___ Input for this task ___

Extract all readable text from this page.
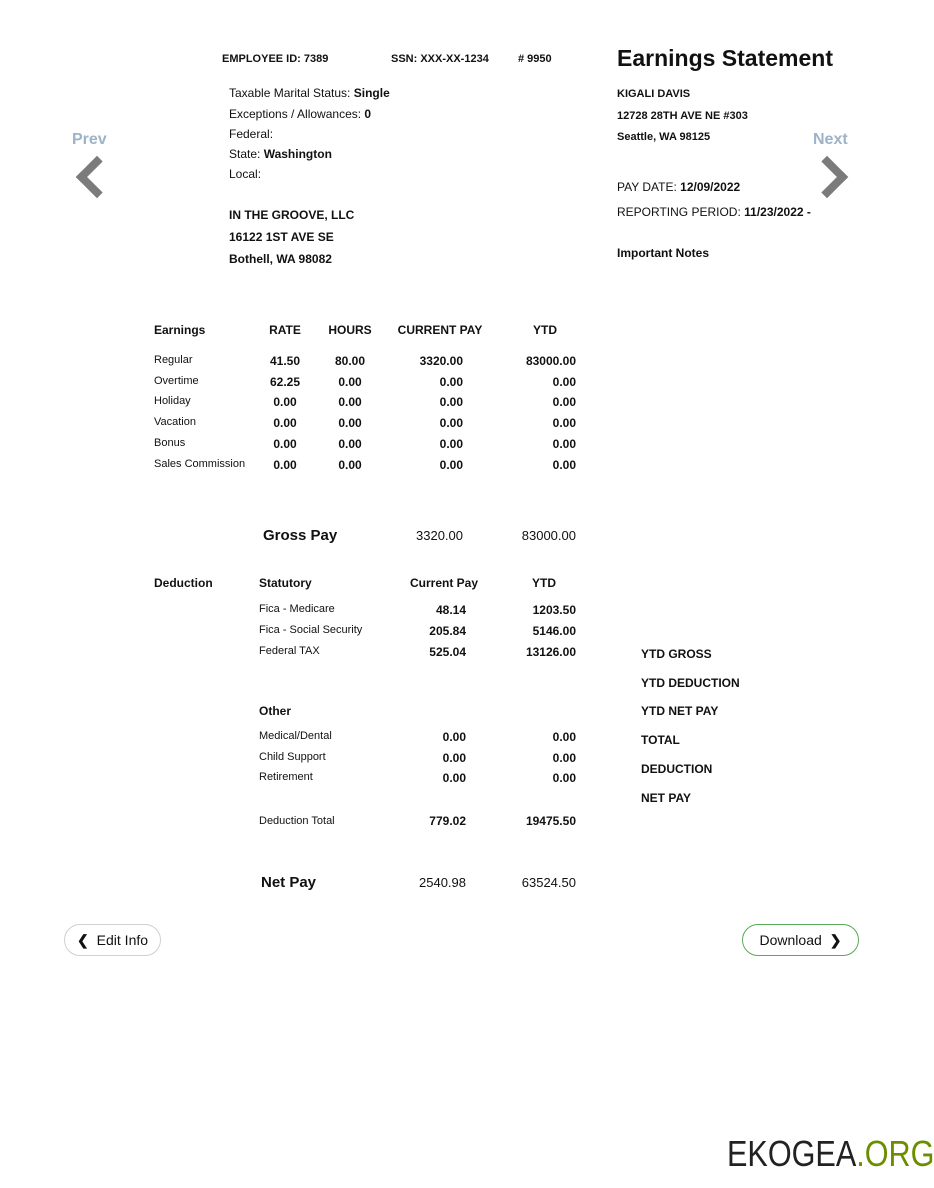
EMPLOYEE ID: 7389	SSN: XXX-XX-1234	# 9950	Earnings Statement
Taxable Marital Status: Single
Exceptions / Allowances: 0
Federal:
State: Washington
Local:
IN THE GROOVE, LLC
16122 1ST AVE SE
Bothell, WA 98082
KIGALI DAVIS
12728 28TH AVE NE #303
Seattle, WA 98125
PAY DATE: 12/09/2022
REPORTING PERIOD: 11/23/2022 -
Important Notes
Prev	Next
Earnings	RATE	HOURS	CURRENT PAY	YTD
Regular	41.50	80.00	3320.00	83000.00
Overtime	62.25	0.00	0.00	0.00
Holiday	0.00	0.00	0.00	0.00
Vacation	0.00	0.00	0.00	0.00
Bonus	0.00	0.00	0.00	0.00
Sales Commission	0.00	0.00	0.00	0.00
Gross Pay	3320.00	83000.00
Deduction	Statutory	Current Pay	YTD
Fica - Medicare	48.14	1203.50
Fica - Social Security	205.84	5146.00
Federal TAX	525.04	13126.00
Other
Medical/Dental	0.00	0.00
Child Support	0.00	0.00
Retirement	0.00	0.00
Deduction Total	779.02	19475.50
Net Pay	2540.98	63524.50
YTD GROSS
YTD DEDUCTION
YTD NET PAY
TOTAL
DEDUCTION
NET PAY
❮ Edit Info	Download ❯
EKOGEA.ORG
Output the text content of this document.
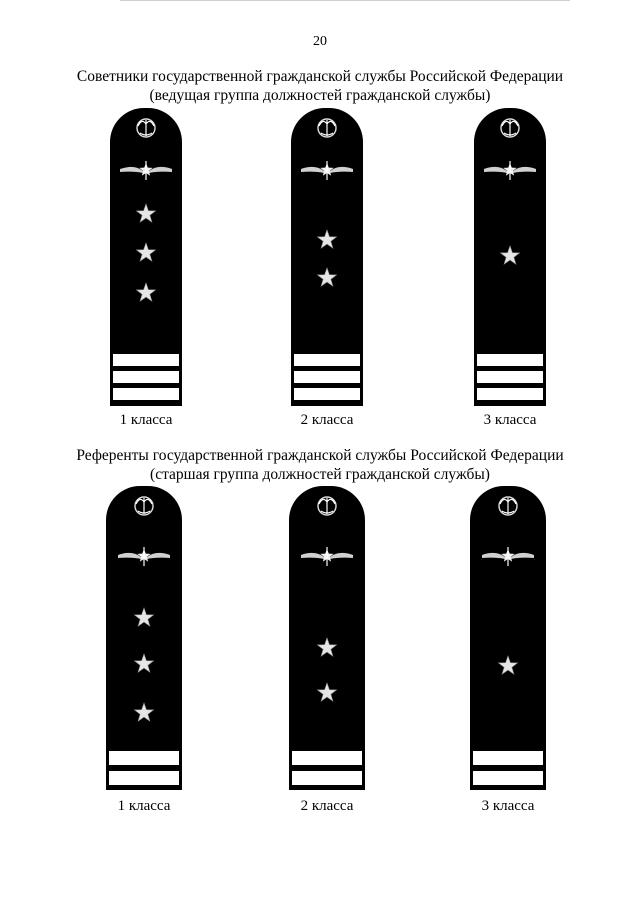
20
Советники государственной гражданской службы Российской Федерации
(ведущая группа должностей гражданской службы)
1 класса	2 класса	3 класса
Референты государственной гражданской службы Российской Федерации
(старшая группа должностей гражданской службы)
1 класса	2 класса	3 класса
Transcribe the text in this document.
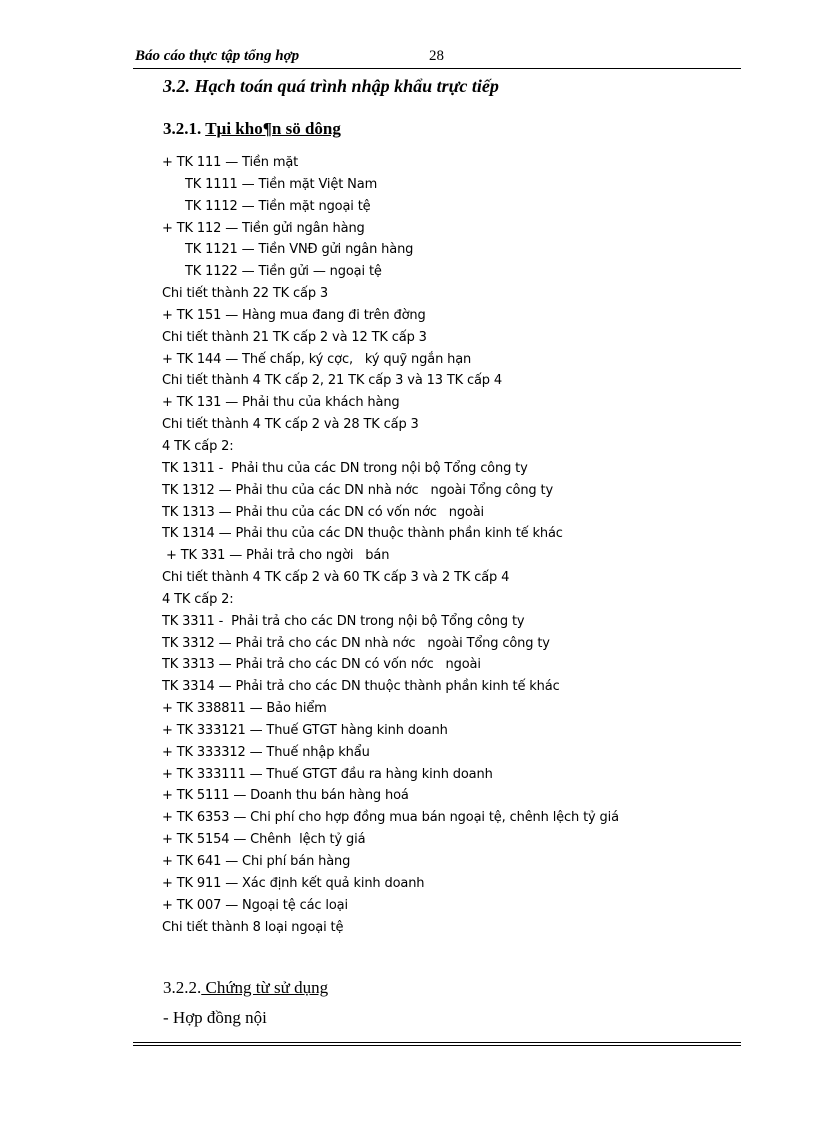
Báo cáo thực tập tổng hợp	28
3.2. Hạch toán quá trình nhập khẩu trực tiếp
3.2.1. Tµi kho¶n sö dông
+ TK 111 — Tiền mặt
TK 1111 — Tiền mặt Việt Nam
TK 1112 — Tiền mặt ngoại tệ
+ TK 112 — Tiền gửi ngân hàng
TK 1121 — Tiền VNĐ gửi ngân hàng
TK 1122 — Tiền gửi — ngoại tệ
Chi tiết thành 22 TK cấp 3
+ TK 151 — Hàng mua đang đi trên đờng
Chi tiết thành 21 TK cấp 2 và 12 TK cấp 3
+ TK 144 — Thế chấp, ký cợc,   ký quỹ ngắn hạn
Chi tiết thành 4 TK cấp 2, 21 TK cấp 3 và 13 TK cấp 4
+ TK 131 — Phải thu của khách hàng
Chi tiết thành 4 TK cấp 2 và 28 TK cấp 3
4 TK cấp 2:
TK 1311 -  Phải thu của các DN trong nội bộ Tổng công ty
TK 1312 — Phải thu của các DN nhà nớc   ngoài Tổng công ty
TK 1313 — Phải thu của các DN có vốn nớc   ngoài
TK 1314 — Phải thu của các DN thuộc thành phần kinh tế khác
+ TK 331 — Phải trả cho ngời   bán
Chi tiết thành 4 TK cấp 2 và 60 TK cấp 3 và 2 TK cấp 4
4 TK cấp 2:
TK 3311 -  Phải trả cho các DN trong nội bộ Tổng công ty
TK 3312 — Phải trả cho các DN nhà nớc   ngoài Tổng công ty
TK 3313 — Phải trả cho các DN có vốn nớc   ngoài
TK 3314 — Phải trả cho các DN thuộc thành phần kinh tế khác
+ TK 338811 — Bảo hiểm
+ TK 333121 — Thuế GTGT hàng kinh doanh
+ TK 333312 — Thuế nhập khẩu
+ TK 333111 — Thuế GTGT đầu ra hàng kinh doanh
+ TK 5111 — Doanh thu bán hàng hoá
+ TK 6353 — Chi phí cho hợp đồng mua bán ngoại tệ, chênh lệch tỷ giá
+ TK 5154 — Chênh  lệch tỷ giá
+ TK 641 — Chi phí bán hàng
+ TK 911 — Xác định kết quả kinh doanh
+ TK 007 — Ngoại tệ các loại
Chi tiết thành 8 loại ngoại tệ
3.2.2. Chứng từ sử dụng
- Hợp đồng nội
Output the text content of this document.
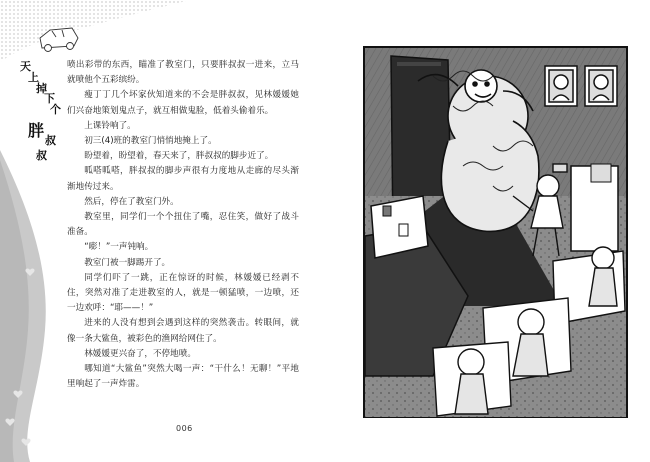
天
上
掉
下
个
胖
叔
叔

喷出彩带的东西，瞄准了教室门，只要胖叔叔一进来，立马就喷他个五彩缤纷。

瘦丁丁几个坏家伙知道来的不会是胖叔叔，见林媛媛她们兴奋地策划鬼点子，就互相做鬼脸，低着头偷着乐。

上课铃响了。

初三(4)班的教室门悄悄地掩上了。

盼望着，盼望着，春天来了，胖叔叔的脚步近了。

呱嗒呱嗒，胖叔叔的脚步声很有力度地从走廊的尽头渐渐地传过来。

然后，停在了教室门外。

教室里，同学们一个个扭住了嘴，忍住笑，做好了战斗准备。

“嘭！”一声钝响。

教室门被一脚踢开了。

同学们吓了一跳，正在惊讶的时候，林媛媛已经剥不住，突然对准了走进教室的人，就是一顿猛喷，一边喷，还一边欢呼：“耶——！”

进来的人没有想到会遇到这样的突然袭击。转眼间，就像一条大鲨鱼，被彩色的渔网给网住了。

林媛媛更兴奋了，不停地喷。

哪知道“大鲨鱼”突然大喝一声：“干什么！无聊！”平地里响起了一声炸雷。

006
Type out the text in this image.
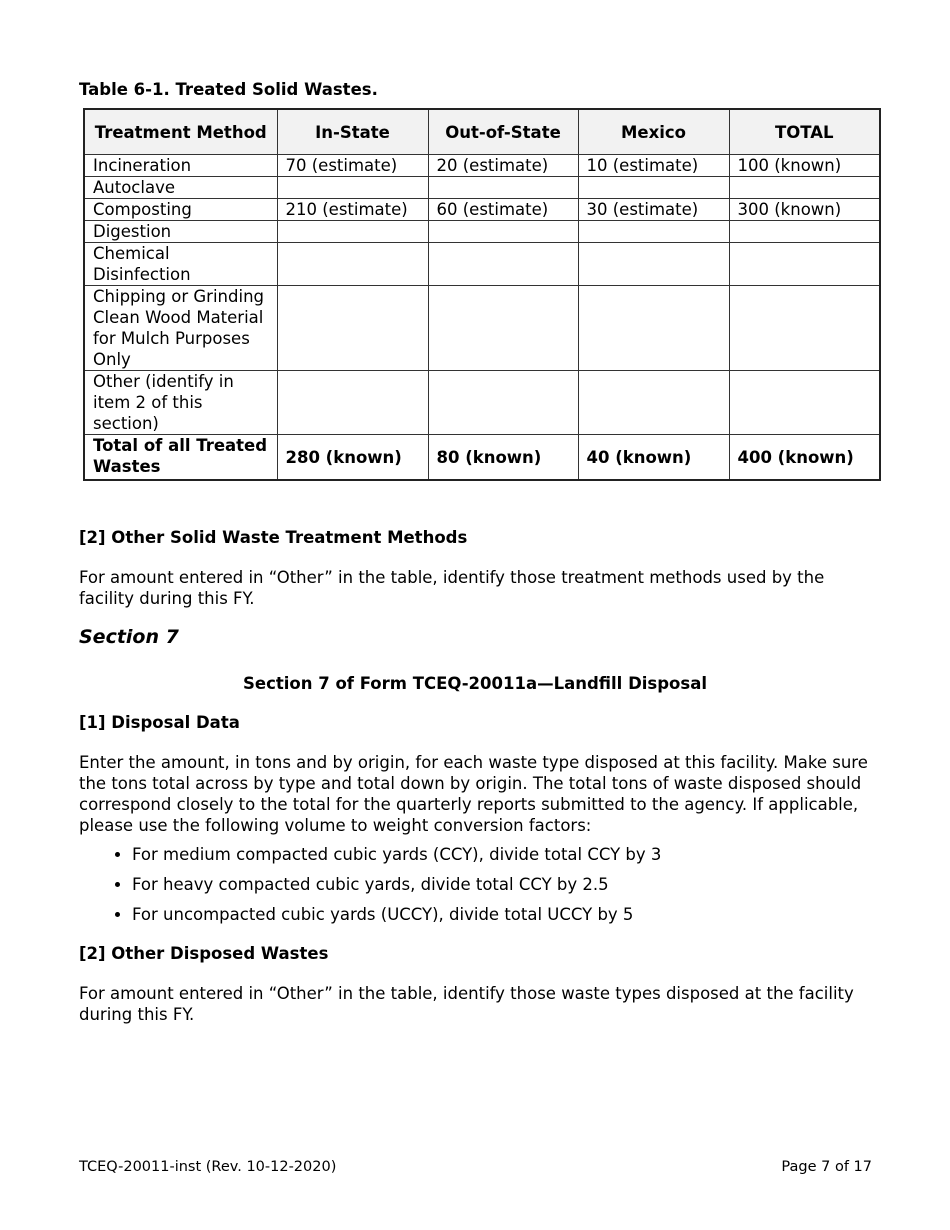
Table 6-1. Treated Solid Wastes.

Treatment Method	In-State	Out-of-State	Mexico	TOTAL
Incineration	70 (estimate)	20 (estimate)	10 (estimate)	100 (known)
Autoclave				
Composting	210 (estimate)	60 (estimate)	30 (estimate)	300 (known)
Digestion				
Chemical Disinfection				
Chipping or Grinding Clean Wood Material for Mulch Purposes Only				
Other (identify in item 2 of this section)				
Total of all Treated Wastes	280 (known)	80 (known)	40 (known)	400 (known)
[2] Other Solid Waste Treatment Methods

For amount entered in “Other” in the table, identify those treatment methods used by the facility during this FY.

Section 7
Section 7 of Form TCEQ-20011a—Landfill Disposal
[1] Disposal Data

Enter the amount, in tons and by origin, for each waste type disposed at this facility. Make sure the tons total across by type and total down by origin. The total tons of waste disposed should correspond closely to the total for the quarterly reports submitted to the agency. If applicable, please use the following volume to weight conversion factors:

• For medium compacted cubic yards (CCY), divide total CCY by 3
• For heavy compacted cubic yards, divide total CCY by 2.5
• For uncompacted cubic yards (UCCY), divide total UCCY by 5
[2] Other Disposed Wastes

For amount entered in “Other” in the table, identify those waste types disposed at the facility during this FY.

TCEQ-20011-inst (Rev. 10-12-2020)	Page 7 of 17
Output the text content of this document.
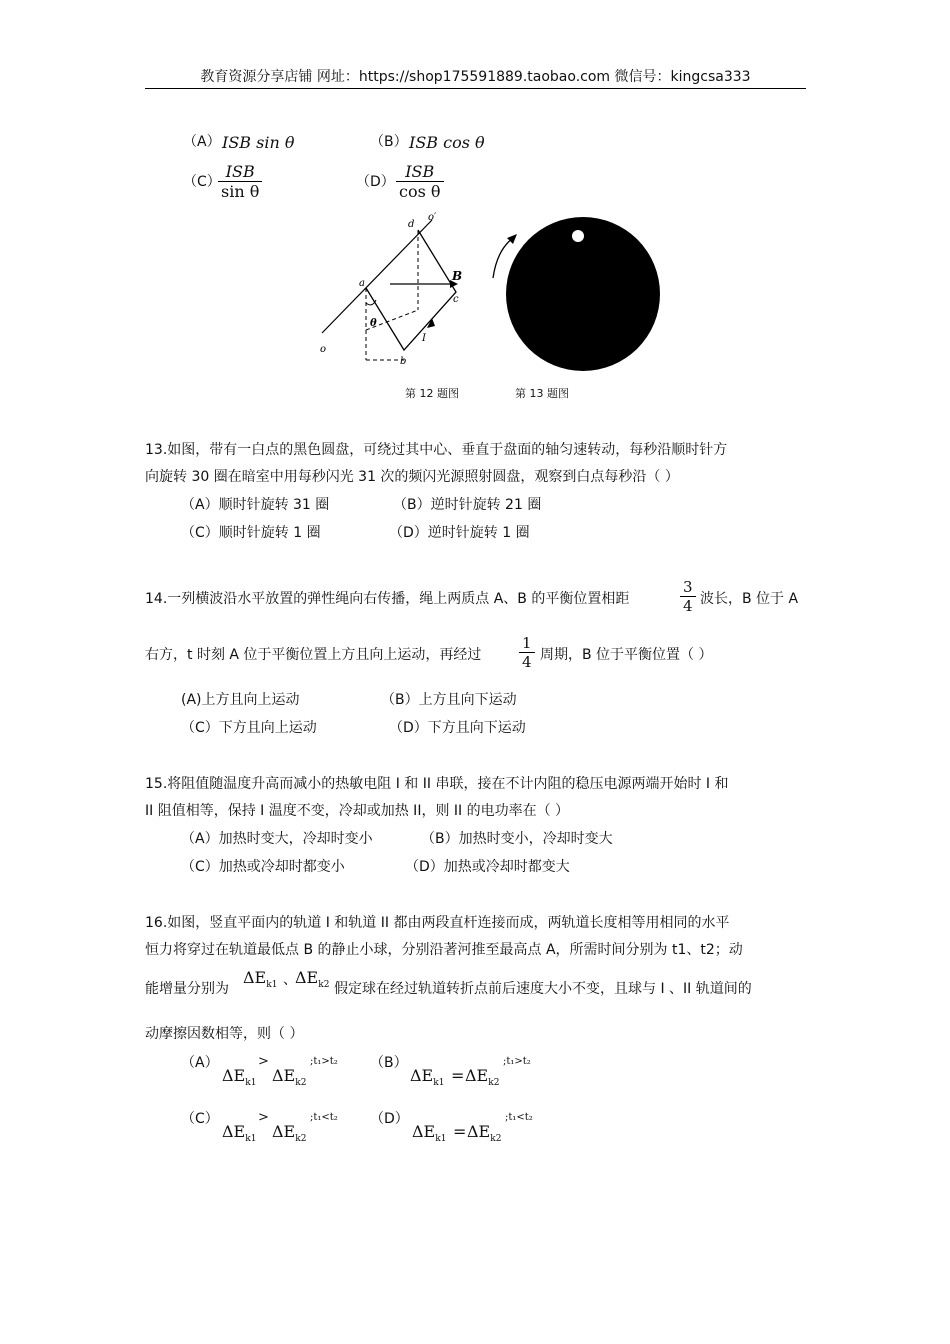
教育资源分享店铺 网址：https://shop175591889.taobao.com 微信号：kingcsa333
（A） ISB sin θ	（B） ISB cos θ
（C）
ISB
sin θ	（D）
ISB
cos θ
d
o′
a
B
c
θ
I
o
b
第 12 题图	第 13 题图
13.如图，带有一白点的黑色圆盘，可绕过其中心、垂直于盘面的轴匀速转动，每秒沿顺时针方
向旋转 30 圈在暗室中用每秒闪光 31 次的频闪光源照射圆盘，观察到白点每秒沿（ ）
（A）顺时针旋转 31 圈	（B）逆时针旋转 21 圈
（C）顺时针旋转 1 圈	（D）逆时针旋转 1 圈
14.一列横波沿水平放置的弹性绳向右传播，绳上两质点 A、B 的平衡位置相距	$\frac{3}{4}$ 波长，B 位于 A
右方，t 时刻 A 位于平衡位置上方且向上运动，再经过	$\frac{1}{4}$ 周期，B 位于平衡位置（ ）
(A)上方且向上运动	（B）上方且向下运动
（C）下方且向上运动	（D）下方且向下运动
15.将阻值随温度升高而减小的热敏电阻 I 和 II 串联，接在不计内阻的稳压电源两端开始时 I 和
II 阻值相等，保持 I 温度不变，冷却或加热 II，则 II 的电功率在（ ）
（A）加热时变大，冷却时变小	（B）加热时变小，冷却时变大
（C）加热或冷却时都变小	（D）加热或冷却时都变大
16.如图，竖直平面内的轨道 I 和轨道 II 都由两段直杆连接而成，两轨道长度相等用相同的水平
恒力将穿过在轨道最低点 B 的静止小球，分别沿著河推至最高点 A，所需时间分别为 t1、t2；动
能增量分别为
$\Delta E_{k1}$ 、
$\Delta E_{k2}$ 假定球在经过轨道转折点前后速度大小不变，且球与 I 、II 轨道间的
动摩擦因数相等，则（ ）
（A）
$\Delta E_{k1}$
>
$\Delta E_{k2}$
;t₁>t₂ （B）
$\Delta E_{k1} = \Delta E_{k2}$
;t₁>t₂
（C）
$\Delta E_{k1}$
>
$\Delta E_{k2}$
;t₁<t₂ （D）
$\Delta E_{k1} = \Delta E_{k2}$
;t₁<t₂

___

** Instructions for the task **
Identify the lines that hold the word "Fica". Copy every one of them.

** Result of this task **
Fica - Medicare	48.14	1203.50
Fica - Social Security	205.84	5146.00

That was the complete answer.